Brano estratto:
# # #
La cultura e la natura, lo spirito e la materia, la mente ed il corpo. Per spezzare questi dualismi occorre, allora, prima di tutto liberare i corpi:

Dare visibilità alla materialità dei corpi, alla loro sessuazione, vuol dire allora seguire le orme di un cantiere aperto ormai da tempo e potenziare la forza politica di mezzi, implicitamente presenti nel discorso dominante, ma resi invisibili o neutralizzati, in vista di una radicale ridefinizione della politica e di un agire all’altezza dei tempi. Imprescindibile, da questo punto di vista, è l’ottica di genere […] in quanto campo trasformativo in grado di riarticolare dinamiche di potere e culture politiche differenti, senza mai perdere di vista il corpo come “principio sessuato” di divisione della società, matrice di un dominio – quello maschile sulle donne – teso a trasformare il fatto corporeo del sesso in un dominio naturale, simbolicamente valorizzato come criterio di organizzazione sociale (pp. 106-107).
# # #
Consegna A: Secondo il brano, che cosa occorre fare prima di tutto per spezzare i dualismi?
Consegna B: Per favore, trascrivi dal brano il passo che va da "Dare visibilità alla" fino a "sociale (pp. 106-107)." compreso.

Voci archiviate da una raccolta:
# # #
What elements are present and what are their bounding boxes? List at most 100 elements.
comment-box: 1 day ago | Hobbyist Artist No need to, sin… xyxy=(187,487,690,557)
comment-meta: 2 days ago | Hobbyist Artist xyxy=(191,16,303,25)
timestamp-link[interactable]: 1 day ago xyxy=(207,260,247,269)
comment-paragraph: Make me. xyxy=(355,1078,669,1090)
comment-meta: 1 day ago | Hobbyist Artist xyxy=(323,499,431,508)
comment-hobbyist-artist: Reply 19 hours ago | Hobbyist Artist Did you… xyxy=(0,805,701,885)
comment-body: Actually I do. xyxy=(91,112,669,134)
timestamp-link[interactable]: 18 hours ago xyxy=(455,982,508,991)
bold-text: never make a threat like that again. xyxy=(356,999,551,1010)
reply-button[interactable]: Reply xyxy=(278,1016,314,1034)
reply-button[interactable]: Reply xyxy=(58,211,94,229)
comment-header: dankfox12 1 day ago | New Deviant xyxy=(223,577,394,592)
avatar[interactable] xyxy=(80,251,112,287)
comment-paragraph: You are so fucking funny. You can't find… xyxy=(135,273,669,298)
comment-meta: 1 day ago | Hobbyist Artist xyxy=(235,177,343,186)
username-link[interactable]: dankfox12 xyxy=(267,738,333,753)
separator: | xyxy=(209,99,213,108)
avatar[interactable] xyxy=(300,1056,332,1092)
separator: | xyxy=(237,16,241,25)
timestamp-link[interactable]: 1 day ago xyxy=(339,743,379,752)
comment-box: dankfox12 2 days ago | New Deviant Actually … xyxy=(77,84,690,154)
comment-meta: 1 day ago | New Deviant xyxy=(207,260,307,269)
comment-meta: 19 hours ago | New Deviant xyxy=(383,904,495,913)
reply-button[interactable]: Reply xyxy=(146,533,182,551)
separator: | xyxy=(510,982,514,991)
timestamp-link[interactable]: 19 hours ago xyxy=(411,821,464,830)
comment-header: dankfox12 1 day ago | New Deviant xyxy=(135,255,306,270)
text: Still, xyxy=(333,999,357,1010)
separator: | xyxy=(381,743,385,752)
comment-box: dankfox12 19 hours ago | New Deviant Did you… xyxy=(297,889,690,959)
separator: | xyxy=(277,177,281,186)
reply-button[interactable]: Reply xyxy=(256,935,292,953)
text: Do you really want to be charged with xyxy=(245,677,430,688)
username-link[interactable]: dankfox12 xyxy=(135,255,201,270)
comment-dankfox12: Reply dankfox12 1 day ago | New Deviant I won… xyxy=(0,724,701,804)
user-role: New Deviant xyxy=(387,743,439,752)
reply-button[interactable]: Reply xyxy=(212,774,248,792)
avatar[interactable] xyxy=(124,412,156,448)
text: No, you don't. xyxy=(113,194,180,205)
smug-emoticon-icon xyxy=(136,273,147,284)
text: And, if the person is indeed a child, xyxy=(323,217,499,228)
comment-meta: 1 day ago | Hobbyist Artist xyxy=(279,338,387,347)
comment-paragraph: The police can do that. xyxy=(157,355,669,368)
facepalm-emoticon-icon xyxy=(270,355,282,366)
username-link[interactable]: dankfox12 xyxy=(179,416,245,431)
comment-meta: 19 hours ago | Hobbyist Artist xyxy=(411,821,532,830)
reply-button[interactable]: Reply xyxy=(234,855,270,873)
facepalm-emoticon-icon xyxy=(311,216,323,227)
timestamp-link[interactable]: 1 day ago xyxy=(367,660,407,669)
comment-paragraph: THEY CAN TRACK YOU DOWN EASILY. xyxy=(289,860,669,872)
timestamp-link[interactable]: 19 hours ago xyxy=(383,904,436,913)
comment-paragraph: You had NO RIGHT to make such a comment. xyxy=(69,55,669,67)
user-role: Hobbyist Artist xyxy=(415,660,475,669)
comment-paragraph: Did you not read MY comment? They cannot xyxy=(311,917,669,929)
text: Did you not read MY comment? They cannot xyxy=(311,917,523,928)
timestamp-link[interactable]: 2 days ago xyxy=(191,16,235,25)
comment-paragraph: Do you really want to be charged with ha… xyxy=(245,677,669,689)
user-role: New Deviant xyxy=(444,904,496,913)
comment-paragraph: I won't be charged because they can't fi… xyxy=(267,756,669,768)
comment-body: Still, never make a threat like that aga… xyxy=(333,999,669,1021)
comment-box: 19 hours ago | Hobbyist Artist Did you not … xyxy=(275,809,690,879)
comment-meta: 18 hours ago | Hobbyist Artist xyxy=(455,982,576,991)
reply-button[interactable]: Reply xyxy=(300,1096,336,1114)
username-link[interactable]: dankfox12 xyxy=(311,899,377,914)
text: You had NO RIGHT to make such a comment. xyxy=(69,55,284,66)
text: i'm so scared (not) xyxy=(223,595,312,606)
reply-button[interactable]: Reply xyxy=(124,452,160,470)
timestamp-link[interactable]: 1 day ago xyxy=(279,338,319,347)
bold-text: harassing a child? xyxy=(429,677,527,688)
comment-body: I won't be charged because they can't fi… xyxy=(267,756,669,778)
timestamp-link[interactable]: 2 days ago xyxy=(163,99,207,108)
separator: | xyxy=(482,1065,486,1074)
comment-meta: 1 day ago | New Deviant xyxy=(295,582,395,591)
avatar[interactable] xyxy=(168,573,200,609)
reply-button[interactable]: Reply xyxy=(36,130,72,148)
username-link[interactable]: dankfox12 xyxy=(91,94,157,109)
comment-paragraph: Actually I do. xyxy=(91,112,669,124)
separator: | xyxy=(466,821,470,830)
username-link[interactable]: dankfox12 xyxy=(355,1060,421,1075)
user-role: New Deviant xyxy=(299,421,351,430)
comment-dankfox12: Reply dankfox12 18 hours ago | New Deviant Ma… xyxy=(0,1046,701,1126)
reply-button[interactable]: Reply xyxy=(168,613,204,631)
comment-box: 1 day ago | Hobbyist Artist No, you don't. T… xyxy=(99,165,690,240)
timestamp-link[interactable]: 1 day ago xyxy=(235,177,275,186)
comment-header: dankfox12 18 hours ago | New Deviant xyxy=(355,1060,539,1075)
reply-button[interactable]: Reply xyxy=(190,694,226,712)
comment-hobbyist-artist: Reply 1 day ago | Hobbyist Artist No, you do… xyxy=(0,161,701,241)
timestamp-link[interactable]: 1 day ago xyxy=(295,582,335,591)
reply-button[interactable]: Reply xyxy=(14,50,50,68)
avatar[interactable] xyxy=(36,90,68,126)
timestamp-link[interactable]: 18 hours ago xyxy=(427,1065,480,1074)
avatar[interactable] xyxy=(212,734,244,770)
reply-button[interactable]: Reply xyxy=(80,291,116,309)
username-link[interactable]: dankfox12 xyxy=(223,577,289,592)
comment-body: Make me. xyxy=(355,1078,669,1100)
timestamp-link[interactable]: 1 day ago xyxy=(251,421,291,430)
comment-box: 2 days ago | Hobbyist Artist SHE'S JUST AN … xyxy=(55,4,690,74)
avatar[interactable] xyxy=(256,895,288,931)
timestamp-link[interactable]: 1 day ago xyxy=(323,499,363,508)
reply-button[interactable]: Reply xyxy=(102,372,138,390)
# # #
Soluzione A: Occorre liberare i corpi.

Soluzione B:
Dare visibilità alla materialità dei corpi, alla loro sessuazione, vuol dire allora seguire le orme di un cantiere aperto ormai da tempo e potenziare la forza politica di mezzi, implicitamente presenti nel discorso dominante, ma resi invisibili o neutralizzati, in vista di una radicale ridefinizione della politica e di un agire all’altezza dei tempi. Imprescindibile, da questo punto di vista, è l’ottica di genere […] in quanto campo trasformativo in grado di riarticolare dinamiche di potere e culture politiche differenti, senza mai perdere di vista il corpo come “principio sessuato” di divisione della società, matrice di un dominio – quello maschile sulle donne – teso a trasformare il fatto corporeo del sesso in un dominio naturale, simbolicamente valorizzato come criterio di organizzazione sociale (pp. 106-107).